= Work required =
Count the lines in the material below that contain the word "dosing" and reply with only the number.

= Material =
--- START ---

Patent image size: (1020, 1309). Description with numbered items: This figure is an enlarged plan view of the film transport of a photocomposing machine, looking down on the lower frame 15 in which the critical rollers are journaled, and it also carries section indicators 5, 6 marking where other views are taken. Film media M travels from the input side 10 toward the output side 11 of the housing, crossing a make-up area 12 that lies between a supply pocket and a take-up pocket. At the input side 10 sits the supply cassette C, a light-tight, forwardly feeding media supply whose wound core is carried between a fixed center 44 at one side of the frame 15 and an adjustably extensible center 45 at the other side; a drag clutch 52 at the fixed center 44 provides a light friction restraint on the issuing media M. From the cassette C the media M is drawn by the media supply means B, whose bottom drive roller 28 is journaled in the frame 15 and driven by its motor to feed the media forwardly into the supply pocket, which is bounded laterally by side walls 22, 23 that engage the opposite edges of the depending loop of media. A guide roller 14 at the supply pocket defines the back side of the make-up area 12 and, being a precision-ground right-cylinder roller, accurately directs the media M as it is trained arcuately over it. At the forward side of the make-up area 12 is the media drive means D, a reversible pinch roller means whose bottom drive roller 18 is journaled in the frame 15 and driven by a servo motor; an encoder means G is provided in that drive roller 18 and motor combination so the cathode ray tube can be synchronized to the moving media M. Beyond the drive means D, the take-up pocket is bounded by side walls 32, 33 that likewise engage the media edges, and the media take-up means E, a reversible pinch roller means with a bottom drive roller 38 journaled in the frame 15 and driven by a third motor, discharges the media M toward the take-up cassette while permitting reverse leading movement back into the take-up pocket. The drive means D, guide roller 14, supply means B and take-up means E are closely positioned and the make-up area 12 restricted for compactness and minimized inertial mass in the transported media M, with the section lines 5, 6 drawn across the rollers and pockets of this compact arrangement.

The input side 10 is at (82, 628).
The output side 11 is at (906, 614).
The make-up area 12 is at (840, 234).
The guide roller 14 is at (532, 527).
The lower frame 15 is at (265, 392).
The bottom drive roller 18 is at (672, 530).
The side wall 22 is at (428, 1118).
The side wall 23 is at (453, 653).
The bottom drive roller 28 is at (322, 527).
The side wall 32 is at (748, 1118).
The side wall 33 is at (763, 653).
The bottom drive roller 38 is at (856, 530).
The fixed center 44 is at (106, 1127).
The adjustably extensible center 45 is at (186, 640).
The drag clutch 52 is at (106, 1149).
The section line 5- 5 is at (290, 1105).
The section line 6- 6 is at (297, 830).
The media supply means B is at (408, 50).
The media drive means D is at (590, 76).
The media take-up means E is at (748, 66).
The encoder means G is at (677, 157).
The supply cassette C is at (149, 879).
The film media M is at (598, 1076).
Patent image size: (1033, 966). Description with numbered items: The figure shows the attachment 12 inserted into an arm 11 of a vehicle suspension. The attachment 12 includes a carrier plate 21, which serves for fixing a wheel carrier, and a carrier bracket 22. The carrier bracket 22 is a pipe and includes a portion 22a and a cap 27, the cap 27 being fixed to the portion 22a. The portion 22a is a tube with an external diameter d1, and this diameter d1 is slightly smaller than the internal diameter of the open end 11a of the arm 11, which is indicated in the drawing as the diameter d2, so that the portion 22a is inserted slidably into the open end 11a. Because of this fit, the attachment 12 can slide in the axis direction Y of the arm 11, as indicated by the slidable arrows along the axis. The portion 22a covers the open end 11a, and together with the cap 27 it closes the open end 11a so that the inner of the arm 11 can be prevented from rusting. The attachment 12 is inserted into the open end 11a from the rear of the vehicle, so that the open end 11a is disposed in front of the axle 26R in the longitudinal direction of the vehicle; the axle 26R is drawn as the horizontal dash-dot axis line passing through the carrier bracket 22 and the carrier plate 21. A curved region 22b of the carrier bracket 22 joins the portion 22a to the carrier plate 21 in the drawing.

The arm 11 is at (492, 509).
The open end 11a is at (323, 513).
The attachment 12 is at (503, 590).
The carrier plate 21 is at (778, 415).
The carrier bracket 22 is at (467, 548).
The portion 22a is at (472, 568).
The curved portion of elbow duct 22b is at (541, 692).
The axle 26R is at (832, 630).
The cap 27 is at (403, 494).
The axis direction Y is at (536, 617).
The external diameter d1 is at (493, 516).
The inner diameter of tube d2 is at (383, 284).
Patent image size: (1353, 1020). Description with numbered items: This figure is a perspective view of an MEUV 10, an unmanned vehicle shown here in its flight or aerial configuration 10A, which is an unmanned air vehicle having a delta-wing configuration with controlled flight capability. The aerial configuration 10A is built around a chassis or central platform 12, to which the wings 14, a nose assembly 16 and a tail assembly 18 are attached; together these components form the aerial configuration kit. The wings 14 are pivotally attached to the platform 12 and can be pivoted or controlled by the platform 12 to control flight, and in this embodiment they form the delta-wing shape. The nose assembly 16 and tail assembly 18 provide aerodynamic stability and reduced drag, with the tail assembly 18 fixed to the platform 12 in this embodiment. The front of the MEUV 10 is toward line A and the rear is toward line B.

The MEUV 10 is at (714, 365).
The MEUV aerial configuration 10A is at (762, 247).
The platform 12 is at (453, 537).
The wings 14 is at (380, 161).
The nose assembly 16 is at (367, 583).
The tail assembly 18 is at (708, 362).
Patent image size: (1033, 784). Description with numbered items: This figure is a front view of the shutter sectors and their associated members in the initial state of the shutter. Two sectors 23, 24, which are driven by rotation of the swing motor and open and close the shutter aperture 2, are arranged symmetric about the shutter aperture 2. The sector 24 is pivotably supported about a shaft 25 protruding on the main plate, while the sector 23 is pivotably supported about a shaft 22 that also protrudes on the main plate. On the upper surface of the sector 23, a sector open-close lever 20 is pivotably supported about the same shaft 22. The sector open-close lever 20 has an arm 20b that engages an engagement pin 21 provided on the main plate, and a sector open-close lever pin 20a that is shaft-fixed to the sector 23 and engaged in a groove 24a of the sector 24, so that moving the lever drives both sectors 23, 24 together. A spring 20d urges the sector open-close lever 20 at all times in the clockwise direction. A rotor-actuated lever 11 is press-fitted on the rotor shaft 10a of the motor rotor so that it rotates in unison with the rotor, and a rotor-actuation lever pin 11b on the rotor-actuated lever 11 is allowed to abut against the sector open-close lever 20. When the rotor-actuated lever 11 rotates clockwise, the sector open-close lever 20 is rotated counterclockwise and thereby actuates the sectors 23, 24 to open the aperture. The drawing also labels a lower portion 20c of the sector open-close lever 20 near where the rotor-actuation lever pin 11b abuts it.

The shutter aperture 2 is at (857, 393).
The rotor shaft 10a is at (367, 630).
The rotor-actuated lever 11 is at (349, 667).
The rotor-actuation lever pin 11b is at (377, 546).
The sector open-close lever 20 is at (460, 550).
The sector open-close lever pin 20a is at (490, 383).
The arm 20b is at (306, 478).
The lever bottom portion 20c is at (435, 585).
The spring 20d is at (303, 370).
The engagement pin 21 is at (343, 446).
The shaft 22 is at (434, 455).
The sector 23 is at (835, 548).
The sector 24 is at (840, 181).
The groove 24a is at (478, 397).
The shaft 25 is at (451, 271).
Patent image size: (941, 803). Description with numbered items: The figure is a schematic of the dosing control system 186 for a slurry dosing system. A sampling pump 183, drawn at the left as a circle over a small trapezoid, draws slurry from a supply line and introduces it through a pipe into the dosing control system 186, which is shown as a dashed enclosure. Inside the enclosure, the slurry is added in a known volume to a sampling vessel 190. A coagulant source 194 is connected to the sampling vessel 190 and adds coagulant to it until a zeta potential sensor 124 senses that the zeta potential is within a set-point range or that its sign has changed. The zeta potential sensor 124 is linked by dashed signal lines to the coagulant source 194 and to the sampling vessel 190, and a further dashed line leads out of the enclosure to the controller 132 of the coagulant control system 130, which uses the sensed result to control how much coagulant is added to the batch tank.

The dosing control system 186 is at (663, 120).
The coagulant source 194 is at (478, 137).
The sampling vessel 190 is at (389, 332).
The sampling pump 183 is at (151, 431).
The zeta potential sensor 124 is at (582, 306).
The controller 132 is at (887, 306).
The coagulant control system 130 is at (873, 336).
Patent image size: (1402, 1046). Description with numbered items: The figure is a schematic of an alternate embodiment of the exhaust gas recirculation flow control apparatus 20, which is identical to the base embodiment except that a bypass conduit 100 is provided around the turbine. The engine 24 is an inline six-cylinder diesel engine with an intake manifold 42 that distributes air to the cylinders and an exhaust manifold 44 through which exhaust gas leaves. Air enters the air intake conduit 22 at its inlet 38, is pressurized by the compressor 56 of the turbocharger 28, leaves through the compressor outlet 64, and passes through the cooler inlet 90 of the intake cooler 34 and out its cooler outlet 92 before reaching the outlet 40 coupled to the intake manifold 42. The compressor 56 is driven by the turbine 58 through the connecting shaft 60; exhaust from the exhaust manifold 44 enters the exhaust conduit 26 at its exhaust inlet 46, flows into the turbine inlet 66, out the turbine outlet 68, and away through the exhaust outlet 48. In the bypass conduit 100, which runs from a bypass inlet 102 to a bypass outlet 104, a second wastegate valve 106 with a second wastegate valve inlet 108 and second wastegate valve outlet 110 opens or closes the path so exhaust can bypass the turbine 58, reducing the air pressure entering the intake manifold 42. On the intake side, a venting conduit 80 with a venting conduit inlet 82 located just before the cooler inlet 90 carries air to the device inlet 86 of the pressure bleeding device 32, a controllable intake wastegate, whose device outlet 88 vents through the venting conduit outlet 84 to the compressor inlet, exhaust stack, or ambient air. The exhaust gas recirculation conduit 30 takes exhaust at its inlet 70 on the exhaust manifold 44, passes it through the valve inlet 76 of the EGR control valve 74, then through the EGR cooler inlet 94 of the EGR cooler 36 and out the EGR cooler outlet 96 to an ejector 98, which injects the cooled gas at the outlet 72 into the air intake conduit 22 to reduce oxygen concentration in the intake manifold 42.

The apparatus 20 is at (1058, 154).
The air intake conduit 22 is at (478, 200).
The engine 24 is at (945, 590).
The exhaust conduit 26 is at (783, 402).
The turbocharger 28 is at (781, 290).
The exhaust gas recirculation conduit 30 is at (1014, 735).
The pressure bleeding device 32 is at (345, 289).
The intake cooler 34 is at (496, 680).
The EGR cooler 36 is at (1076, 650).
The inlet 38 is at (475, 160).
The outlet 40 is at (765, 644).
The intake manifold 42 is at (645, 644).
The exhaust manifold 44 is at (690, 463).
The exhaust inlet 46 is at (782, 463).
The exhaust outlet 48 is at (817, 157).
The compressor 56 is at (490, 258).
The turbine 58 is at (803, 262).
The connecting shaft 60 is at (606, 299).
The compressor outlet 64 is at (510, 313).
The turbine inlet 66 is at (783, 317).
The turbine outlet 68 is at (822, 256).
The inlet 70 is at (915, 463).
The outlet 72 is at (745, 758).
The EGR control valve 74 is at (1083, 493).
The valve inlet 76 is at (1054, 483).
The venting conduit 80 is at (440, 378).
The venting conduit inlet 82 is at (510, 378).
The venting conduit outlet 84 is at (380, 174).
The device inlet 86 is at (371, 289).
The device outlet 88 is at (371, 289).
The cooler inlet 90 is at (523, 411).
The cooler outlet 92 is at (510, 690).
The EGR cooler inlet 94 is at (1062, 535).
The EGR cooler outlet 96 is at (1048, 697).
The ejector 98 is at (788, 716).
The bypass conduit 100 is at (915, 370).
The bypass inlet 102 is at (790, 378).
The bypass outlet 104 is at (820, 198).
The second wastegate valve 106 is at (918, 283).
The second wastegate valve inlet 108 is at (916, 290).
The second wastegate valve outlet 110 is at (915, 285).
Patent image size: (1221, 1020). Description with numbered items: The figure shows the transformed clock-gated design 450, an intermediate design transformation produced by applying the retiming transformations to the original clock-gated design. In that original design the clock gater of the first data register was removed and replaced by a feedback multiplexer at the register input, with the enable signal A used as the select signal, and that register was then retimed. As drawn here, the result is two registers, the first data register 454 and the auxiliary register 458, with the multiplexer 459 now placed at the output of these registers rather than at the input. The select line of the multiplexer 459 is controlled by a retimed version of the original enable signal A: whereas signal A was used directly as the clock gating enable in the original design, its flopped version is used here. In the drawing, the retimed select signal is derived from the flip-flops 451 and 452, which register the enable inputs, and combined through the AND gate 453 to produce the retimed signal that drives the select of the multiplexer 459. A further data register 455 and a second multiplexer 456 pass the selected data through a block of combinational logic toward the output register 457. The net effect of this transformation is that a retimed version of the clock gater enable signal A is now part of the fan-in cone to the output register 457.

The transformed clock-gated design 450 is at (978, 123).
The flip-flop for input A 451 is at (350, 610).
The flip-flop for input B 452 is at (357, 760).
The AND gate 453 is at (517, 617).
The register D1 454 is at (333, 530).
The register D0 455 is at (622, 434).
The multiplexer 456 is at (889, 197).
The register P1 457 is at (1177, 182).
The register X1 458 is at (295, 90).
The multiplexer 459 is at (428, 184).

--- END ---

= Expected answer =
2